» **Task instructions**
Your task is to copy the material exactly.
==== Dataset records ====
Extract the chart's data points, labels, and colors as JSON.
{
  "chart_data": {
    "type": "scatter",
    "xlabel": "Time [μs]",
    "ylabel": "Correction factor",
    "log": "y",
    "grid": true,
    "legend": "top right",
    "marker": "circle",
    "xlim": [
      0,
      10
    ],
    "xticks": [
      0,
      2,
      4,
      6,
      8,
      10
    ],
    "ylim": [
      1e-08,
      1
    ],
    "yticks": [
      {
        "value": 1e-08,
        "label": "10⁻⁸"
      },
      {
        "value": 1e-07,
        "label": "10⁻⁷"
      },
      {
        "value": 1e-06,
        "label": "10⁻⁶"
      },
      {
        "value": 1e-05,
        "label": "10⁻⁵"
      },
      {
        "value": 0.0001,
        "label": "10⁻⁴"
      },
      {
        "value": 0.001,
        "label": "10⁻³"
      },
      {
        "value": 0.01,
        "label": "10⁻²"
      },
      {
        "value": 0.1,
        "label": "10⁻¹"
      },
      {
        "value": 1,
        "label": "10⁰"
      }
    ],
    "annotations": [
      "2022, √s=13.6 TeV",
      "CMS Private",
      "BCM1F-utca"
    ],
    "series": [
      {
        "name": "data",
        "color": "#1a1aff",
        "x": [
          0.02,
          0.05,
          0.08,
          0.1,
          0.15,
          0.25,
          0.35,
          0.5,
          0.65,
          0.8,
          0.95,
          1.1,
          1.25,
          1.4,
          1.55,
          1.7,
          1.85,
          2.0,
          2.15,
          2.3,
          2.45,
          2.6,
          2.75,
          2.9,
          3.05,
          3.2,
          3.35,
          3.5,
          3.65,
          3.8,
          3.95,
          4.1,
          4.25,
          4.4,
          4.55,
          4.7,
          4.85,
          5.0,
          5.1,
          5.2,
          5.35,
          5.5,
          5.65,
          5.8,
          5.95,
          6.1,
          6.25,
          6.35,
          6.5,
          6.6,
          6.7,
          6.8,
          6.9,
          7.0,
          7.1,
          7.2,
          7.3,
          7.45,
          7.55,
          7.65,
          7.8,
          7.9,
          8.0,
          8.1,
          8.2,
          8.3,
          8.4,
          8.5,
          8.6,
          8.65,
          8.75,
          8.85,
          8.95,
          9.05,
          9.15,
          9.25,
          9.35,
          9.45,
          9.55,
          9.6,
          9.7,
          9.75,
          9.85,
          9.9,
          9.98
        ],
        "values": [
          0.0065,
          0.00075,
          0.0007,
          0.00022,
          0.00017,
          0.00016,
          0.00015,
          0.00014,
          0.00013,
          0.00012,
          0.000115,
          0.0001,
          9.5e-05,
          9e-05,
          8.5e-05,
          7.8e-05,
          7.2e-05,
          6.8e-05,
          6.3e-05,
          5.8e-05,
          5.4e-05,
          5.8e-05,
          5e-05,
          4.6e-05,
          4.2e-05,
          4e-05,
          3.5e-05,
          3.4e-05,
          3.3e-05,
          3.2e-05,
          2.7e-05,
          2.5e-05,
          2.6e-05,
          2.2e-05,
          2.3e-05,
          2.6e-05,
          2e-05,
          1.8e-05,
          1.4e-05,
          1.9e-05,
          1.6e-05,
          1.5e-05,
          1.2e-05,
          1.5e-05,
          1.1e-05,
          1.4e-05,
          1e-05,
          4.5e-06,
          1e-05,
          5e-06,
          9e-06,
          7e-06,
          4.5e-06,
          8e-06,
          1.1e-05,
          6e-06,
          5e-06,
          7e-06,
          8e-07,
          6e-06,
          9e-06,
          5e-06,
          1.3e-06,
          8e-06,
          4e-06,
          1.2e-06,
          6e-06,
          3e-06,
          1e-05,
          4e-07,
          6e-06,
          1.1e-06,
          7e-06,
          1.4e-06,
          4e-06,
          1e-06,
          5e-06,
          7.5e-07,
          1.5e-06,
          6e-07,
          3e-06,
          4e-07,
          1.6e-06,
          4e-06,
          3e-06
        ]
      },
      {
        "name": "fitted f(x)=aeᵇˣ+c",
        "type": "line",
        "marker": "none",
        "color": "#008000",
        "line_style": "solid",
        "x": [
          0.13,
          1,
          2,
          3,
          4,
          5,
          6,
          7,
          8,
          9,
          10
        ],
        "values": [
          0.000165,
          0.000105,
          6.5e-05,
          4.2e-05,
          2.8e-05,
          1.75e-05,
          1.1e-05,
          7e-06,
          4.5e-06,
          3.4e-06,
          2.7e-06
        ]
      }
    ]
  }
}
====
» **Finished answer**
Extract the chart's data points, labels, and colors as JSON.
{
  "chart_data": {
    "type": "scatter",
    "xlabel": "Time [μs]",
    "ylabel": "Correction factor",
    "log": "y",
    "grid": true,
    "legend": "top right",
    "marker": "circle",
    "xlim": [
      0,
      10
    ],
    "xticks": [
      0,
      2,
      4,
      6,
      8,
      10
    ],
    "ylim": [
      1e-08,
      1
    ],
    "yticks": [
      {
        "value": 1e-08,
        "label": "10⁻⁸"
      },
      {
        "value": 1e-07,
        "label": "10⁻⁷"
      },
      {
        "value": 1e-06,
        "label": "10⁻⁶"
      },
      {
        "value": 1e-05,
        "label": "10⁻⁵"
      },
      {
        "value": 0.0001,
        "label": "10⁻⁴"
      },
      {
        "value": 0.001,
        "label": "10⁻³"
      },
      {
        "value": 0.01,
        "label": "10⁻²"
      },
      {
        "value": 0.1,
        "label": "10⁻¹"
      },
      {
        "value": 1,
        "label": "10⁰"
      }
    ],
    "annotations": [
      "2022, √s=13.6 TeV",
      "CMS Private",
      "BCM1F-utca"
    ],
    "series": [
      {
        "name": "data",
        "color": "#1a1aff",
        "x": [
          0.02,
          0.05,
          0.08,
          0.1,
          0.15,
          0.25,
          0.35,
          0.5,
          0.65,
          0.8,
          0.95,
          1.1,
          1.25,
          1.4,
          1.55,
          1.7,
          1.85,
          2.0,
          2.15,
          2.3,
          2.45,
          2.6,
          2.75,
          2.9,
          3.05,
          3.2,
          3.35,
          3.5,
          3.65,
          3.8,
          3.95,
          4.1,
          4.25,
          4.4,
          4.55,
          4.7,
          4.85,
          5.0,
          5.1,
          5.2,
          5.35,
          5.5,
          5.65,
          5.8,
          5.95,
          6.1,
          6.25,
          6.35,
          6.5,
          6.6,
          6.7,
          6.8,
          6.9,
          7.0,
          7.1,
          7.2,
          7.3,
          7.45,
          7.55,
          7.65,
          7.8,
          7.9,
          8.0,
          8.1,
          8.2,
          8.3,
          8.4,
          8.5,
          8.6,
          8.65,
          8.75,
          8.85,
          8.95,
          9.05,
          9.15,
          9.25,
          9.35,
          9.45,
          9.55,
          9.6,
          9.7,
          9.75,
          9.85,
          9.9,
          9.98
        ],
        "values": [
          0.0065,
          0.00075,
          0.0007,
          0.00022,
          0.00017,
          0.00016,
          0.00015,
          0.00014,
          0.00013,
          0.00012,
          0.000115,
          0.0001,
          9.5e-05,
          9e-05,
          8.5e-05,
          7.8e-05,
          7.2e-05,
          6.8e-05,
          6.3e-05,
          5.8e-05,
          5.4e-05,
          5.8e-05,
          5e-05,
          4.6e-05,
          4.2e-05,
          4e-05,
          3.5e-05,
          3.4e-05,
          3.3e-05,
          3.2e-05,
          2.7e-05,
          2.5e-05,
          2.6e-05,
          2.2e-05,
          2.3e-05,
          2.6e-05,
          2e-05,
          1.8e-05,
          1.4e-05,
          1.9e-05,
          1.6e-05,
          1.5e-05,
          1.2e-05,
          1.5e-05,
          1.1e-05,
          1.4e-05,
          1e-05,
          4.5e-06,
          1e-05,
          5e-06,
          9e-06,
          7e-06,
          4.5e-06,
          8e-06,
          1.1e-05,
          6e-06,
          5e-06,
          7e-06,
          8e-07,
          6e-06,
          9e-06,
          5e-06,
          1.3e-06,
          8e-06,
          4e-06,
          1.2e-06,
          6e-06,
          3e-06,
          1e-05,
          4e-07,
          6e-06,
          1.1e-06,
          7e-06,
          1.4e-06,
          4e-06,
          1e-06,
          5e-06,
          7.5e-07,
          1.5e-06,
          6e-07,
          3e-06,
          4e-07,
          1.6e-06,
          4e-06,
          3e-06
        ]
      },
      {
        "name": "fitted f(x)=aeᵇˣ+c",
        "type": "line",
        "marker": "none",
        "color": "#008000",
        "line_style": "solid",
        "x": [
          0.13,
          1,
          2,
          3,
          4,
          5,
          6,
          7,
          8,
          9,
          10
        ],
        "values": [
          0.000165,
          0.000105,
          6.5e-05,
          4.2e-05,
          2.8e-05,
          1.75e-05,
          1.1e-05,
          7e-06,
          4.5e-06,
          3.4e-06,
          2.7e-06
        ]
      }
    ]
  }
}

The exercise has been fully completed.